---------- Source passage ----------

By only displaying objects shown in an original image with probabilities, the CNN illustrated in FIG. 1 completes the process. In other words, information of a place at which a subject is shown with a certain size cannot be acquired. However, in a digital camera and the like, a place at which a subject is shown with a certain size needs to be acquired. In that case, information acquired by the CNN illustrated in FIG. 1 is insufficient, and position information, size information, and the like need to be acquired.

Generally, in an image captured by a photographer, various subjects are shown. For this reason, a plurality of (in description presented below, M types of) various subjects need to be detected from an image. Although a CNN outputting such information can be generated, there are various problems to be described below, and therefore in the present invention, a process of extracting only information desired to be acquired for an output result of the CNN(=a subject estimating process) is performed.

One example of the subject estimating process will be described. A feature quantity of a subject that is an output result of a CNN that is a target in the present invention is a plurality of (N) information sets having the following information as one part.

- position information of subject
- magnitude (size) information of subject
- reliability information of subject
- class reliability information (M dimensions)

FIG. 3 is a diagram illustrating an example of details of an information set. A CNN that is a target in the present invention outputs N high dimensional data (positions, sizes, subject reliability, and class reliability) illustrated in FIG. 3. In addition, details of the information set differ in accordance with a network. The position information of a subject is a position (X, Y) of the subject inside an image. The magnitude (size) information of a subject is a size (W, H) of the subject inside an image. The reliability information of a subject is an index that represents a likelihood of being a subject.

---------- Stored data ----------

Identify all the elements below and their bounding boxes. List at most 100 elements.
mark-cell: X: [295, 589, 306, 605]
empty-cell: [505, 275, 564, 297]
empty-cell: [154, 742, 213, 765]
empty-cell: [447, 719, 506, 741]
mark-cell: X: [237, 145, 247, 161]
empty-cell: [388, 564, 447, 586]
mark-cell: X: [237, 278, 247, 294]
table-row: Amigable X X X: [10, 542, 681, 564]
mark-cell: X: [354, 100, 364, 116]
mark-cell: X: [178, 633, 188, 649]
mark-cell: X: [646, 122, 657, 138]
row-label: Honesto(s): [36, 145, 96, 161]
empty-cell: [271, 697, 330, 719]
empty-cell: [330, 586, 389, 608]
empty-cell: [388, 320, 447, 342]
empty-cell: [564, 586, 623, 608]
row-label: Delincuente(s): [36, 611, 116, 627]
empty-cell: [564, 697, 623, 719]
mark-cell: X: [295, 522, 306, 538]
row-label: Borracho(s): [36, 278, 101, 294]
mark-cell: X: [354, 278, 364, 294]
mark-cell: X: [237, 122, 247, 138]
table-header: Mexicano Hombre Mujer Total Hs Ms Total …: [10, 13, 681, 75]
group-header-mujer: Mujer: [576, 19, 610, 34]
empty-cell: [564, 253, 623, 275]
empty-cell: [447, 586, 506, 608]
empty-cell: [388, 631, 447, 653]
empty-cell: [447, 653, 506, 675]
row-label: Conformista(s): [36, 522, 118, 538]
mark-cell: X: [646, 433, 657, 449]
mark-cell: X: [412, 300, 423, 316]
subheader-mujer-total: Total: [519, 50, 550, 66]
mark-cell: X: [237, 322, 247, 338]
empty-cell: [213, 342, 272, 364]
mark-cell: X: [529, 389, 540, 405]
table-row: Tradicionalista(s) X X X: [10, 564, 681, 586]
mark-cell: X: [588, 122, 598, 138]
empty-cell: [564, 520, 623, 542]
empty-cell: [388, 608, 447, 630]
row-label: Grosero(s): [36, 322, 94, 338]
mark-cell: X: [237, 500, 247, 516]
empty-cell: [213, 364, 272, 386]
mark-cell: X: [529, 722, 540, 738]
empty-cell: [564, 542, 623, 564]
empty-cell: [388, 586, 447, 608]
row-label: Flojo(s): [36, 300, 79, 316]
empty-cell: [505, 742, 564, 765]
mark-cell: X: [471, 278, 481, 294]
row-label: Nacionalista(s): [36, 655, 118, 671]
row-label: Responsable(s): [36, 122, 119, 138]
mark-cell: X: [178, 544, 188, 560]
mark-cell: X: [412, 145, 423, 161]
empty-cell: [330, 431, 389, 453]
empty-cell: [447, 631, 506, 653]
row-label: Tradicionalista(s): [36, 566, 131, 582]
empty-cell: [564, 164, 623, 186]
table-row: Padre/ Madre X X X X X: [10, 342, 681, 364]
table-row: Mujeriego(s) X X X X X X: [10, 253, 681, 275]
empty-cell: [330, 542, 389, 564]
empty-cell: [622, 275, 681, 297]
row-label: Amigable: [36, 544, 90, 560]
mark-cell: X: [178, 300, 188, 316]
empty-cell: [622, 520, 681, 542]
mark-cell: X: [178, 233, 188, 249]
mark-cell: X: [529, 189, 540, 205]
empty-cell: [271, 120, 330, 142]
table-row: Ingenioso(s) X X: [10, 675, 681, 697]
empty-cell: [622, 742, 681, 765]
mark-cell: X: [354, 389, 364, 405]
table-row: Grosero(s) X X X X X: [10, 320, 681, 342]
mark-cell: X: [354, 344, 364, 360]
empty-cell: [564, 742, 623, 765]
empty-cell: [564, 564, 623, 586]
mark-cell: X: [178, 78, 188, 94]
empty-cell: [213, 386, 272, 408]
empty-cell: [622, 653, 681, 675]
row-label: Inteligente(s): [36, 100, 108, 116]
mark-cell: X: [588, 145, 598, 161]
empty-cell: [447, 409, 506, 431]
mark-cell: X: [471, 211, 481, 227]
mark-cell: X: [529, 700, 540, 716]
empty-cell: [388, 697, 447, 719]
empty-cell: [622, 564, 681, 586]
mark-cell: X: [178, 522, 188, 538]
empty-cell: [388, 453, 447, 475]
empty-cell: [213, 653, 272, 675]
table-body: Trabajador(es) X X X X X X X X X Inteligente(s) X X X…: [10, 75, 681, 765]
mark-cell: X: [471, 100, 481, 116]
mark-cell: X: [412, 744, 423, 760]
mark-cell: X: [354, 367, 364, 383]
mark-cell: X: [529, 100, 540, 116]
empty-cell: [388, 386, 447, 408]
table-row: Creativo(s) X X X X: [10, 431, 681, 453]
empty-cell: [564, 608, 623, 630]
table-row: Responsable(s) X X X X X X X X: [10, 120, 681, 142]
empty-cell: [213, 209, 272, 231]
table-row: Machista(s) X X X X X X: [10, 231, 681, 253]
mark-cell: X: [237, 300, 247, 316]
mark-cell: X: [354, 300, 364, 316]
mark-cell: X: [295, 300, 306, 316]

----------

Problem set:
a: List the kinds of information that the passage on CNN subject detection says make up one information set.
b: Proceed with the passage on CNN subject detection, starting right after its last sentence.

Responses to the tasks:
a:
- Position information of the subject
- Magnitude (size) information of the subject
- Reliability information of the subject
- Class reliability information (M dimensions)

b:
The class reliability information represents class reliability (a degree of reliability) and, for example, is “dog” 70%, “cat” 10%, and the like. As the class reliability information of the M dimensions, M types of subjects desired to be divided into classes can be prepared. For example, in the class reliability information, a likelihood 70% of a subject being a “dog” is written into a first dimension, a likelihood 10% of a subject being a “cat” is written into a second dimension, and this is continued up to an M-th dimension.

In addition, since there is high noise in accordance with this result alone, for an output information set, only information of which noise is desired to be reduced in the subject estimating process is picked up. FIG. 4 is image data for which image recognition is performed, and a dog, a bicycle, and a truck are included as subjects. In the subject estimating process, an information set is acquired. In FIG. 5, results after the end of the subject estimating process that are images at the time of displaying all position information and size information of subjects extracted from the acquired information set as frames on an image are caused to overlap each other on the image by firmware (or a GPU circuit) as frames.

In the subject estimating process, as illustrated in FIG. 5, the same subject is frequently detected in a plurality of information sets. For example, in FIG. 5, three boundary boxes representing information sets of a dog, three boundary boxes representing information sets of a bicycle, and two boundary boxes representing information sets of a truck are drawn, and in this way, information sets of the same subject come out in large quantities. In order to prevent this, it is necessary to exclude duplicate information sets by causing only an information set having the highest class reliability to remain.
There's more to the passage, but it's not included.